_Exercise prompt_
Give the listing again in full, exactly as written.

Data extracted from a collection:
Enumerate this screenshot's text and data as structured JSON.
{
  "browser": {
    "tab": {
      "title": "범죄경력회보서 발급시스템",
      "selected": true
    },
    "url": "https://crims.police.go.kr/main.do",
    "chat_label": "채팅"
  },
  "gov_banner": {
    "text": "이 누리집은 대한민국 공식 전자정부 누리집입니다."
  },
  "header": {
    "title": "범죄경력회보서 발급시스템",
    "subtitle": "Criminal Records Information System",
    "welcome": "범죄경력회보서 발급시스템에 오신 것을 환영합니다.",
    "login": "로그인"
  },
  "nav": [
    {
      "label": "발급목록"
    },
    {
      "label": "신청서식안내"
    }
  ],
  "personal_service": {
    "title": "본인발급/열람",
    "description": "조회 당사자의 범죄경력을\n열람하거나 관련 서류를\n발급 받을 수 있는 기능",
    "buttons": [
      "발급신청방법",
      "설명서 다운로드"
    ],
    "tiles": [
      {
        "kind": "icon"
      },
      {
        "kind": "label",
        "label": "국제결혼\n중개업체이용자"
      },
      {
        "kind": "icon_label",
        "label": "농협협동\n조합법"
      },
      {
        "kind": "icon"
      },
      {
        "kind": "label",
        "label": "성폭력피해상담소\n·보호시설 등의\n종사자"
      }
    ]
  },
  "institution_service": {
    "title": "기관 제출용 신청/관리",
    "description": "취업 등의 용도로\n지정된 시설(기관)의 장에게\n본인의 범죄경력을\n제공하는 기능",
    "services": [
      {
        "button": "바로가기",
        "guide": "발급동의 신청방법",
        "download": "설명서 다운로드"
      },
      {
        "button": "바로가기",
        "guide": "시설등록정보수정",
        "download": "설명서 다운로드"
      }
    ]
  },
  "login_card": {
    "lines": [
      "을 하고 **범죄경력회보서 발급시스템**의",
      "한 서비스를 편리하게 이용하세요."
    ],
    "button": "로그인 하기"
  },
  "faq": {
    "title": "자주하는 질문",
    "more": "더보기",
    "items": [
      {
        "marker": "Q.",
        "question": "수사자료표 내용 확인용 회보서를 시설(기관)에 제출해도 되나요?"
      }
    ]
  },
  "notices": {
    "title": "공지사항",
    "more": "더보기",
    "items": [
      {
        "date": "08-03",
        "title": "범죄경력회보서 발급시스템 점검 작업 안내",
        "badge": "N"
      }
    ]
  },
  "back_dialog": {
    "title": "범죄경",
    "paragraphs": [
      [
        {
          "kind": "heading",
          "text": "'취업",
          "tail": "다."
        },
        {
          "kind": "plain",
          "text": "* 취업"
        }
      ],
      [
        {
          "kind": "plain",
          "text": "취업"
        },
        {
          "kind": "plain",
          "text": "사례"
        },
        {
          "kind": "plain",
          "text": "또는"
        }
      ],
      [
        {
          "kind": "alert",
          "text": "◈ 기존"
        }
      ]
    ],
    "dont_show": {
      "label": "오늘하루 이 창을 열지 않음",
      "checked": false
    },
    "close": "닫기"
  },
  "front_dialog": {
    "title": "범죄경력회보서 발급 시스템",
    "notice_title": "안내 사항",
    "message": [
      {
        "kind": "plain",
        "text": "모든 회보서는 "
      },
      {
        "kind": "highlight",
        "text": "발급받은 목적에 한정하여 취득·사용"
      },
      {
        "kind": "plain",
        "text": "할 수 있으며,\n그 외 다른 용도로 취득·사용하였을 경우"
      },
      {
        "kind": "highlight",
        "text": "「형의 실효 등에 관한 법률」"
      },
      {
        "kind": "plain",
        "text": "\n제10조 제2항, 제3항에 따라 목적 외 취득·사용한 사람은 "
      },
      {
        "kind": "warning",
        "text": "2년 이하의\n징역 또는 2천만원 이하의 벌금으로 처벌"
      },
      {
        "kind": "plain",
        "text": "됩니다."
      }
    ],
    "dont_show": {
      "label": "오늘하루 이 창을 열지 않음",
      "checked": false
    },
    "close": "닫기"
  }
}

_Output for this task_
Enumerate this screenshot's text and data as structured JSON.
{
  "browser": {
    "tab": {
      "title": "범죄경력회보서 발급시스템",
      "selected": true
    },
    "url": "https://crims.police.go.kr/main.do",
    "chat_label": "채팅"
  },
  "gov_banner": {
    "text": "이 누리집은 대한민국 공식 전자정부 누리집입니다."
  },
  "header": {
    "title": "범죄경력회보서 발급시스템",
    "subtitle": "Criminal Records Information System",
    "welcome": "범죄경력회보서 발급시스템에 오신 것을 환영합니다.",
    "login": "로그인"
  },
  "nav": [
    {
      "label": "발급목록"
    },
    {
      "label": "신청서식안내"
    }
  ],
  "personal_service": {
    "title": "본인발급/열람",
    "description": "조회 당사자의 범죄경력을\n열람하거나 관련 서류를\n발급 받을 수 있는 기능",
    "buttons": [
      "발급신청방법",
      "설명서 다운로드"
    ],
    "tiles": [
      {
        "kind": "icon"
      },
      {
        "kind": "label",
        "label": "국제결혼\n중개업체이용자"
      },
      {
        "kind": "icon_label",
        "label": "농협협동\n조합법"
      },
      {
        "kind": "icon"
      },
      {
        "kind": "label",
        "label": "성폭력피해상담소\n·보호시설 등의\n종사자"
      }
    ]
  },
  "institution_service": {
    "title": "기관 제출용 신청/관리",
    "description": "취업 등의 용도로\n지정된 시설(기관)의 장에게\n본인의 범죄경력을\n제공하는 기능",
    "services": [
      {
        "button": "바로가기",
        "guide": "발급동의 신청방법",
        "download": "설명서 다운로드"
      },
      {
        "button": "바로가기",
        "guide": "시설등록정보수정",
        "download": "설명서 다운로드"
      }
    ]
  },
  "login_card": {
    "lines": [
      "을 하고 **범죄경력회보서 발급시스템**의",
      "한 서비스를 편리하게 이용하세요."
    ],
    "button": "로그인 하기"
  },
  "faq": {
    "title": "자주하는 질문",
    "more": "더보기",
    "items": [
      {
        "marker": "Q.",
        "question": "수사자료표 내용 확인용 회보서를 시설(기관)에 제출해도 되나요?"
      }
    ]
  },
  "notices": {
    "title": "공지사항",
    "more": "더보기",
    "items": [
      {
        "date": "08-03",
        "title": "범죄경력회보서 발급시스템 점검 작업 안내",
        "badge": "N"
      }
    ]
  },
  "back_dialog": {
    "title": "범죄경",
    "paragraphs": [
      [
        {
          "kind": "heading",
          "text": "'취업",
          "tail": "다."
        },
        {
          "kind": "plain",
          "text": "* 취업"
        }
      ],
      [
        {
          "kind": "plain",
          "text": "취업"
        },
        {
          "kind": "plain",
          "text": "사례"
        },
        {
          "kind": "plain",
          "text": "또는"
        }
      ],
      [
        {
          "kind": "alert",
          "text": "◈ 기존"
        }
      ]
    ],
    "dont_show": {
      "label": "오늘하루 이 창을 열지 않음",
      "checked": false
    },
    "close": "닫기"
  },
  "front_dialog": {
    "title": "범죄경력회보서 발급 시스템",
    "notice_title": "안내 사항",
    "message": [
      {
        "kind": "plain",
        "text": "모든 회보서는 "
      },
      {
        "kind": "highlight",
        "text": "발급받은 목적에 한정하여 취득·사용"
      },
      {
        "kind": "plain",
        "text": "할 수 있으며,\n그 외 다른 용도로 취득·사용하였을 경우"
      },
      {
        "kind": "highlight",
        "text": "「형의 실효 등에 관한 법률」"
      },
      {
        "kind": "plain",
        "text": "\n제10조 제2항, 제3항에 따라 목적 외 취득·사용한 사람은 "
      },
      {
        "kind": "warning",
        "text": "2년 이하의\n징역 또는 2천만원 이하의 벌금으로 처벌"
      },
      {
        "kind": "plain",
        "text": "됩니다."
      }
    ],
    "dont_show": {
      "label": "오늘하루 이 창을 열지 않음",
      "checked": false
    },
    "close": "닫기"
  }
}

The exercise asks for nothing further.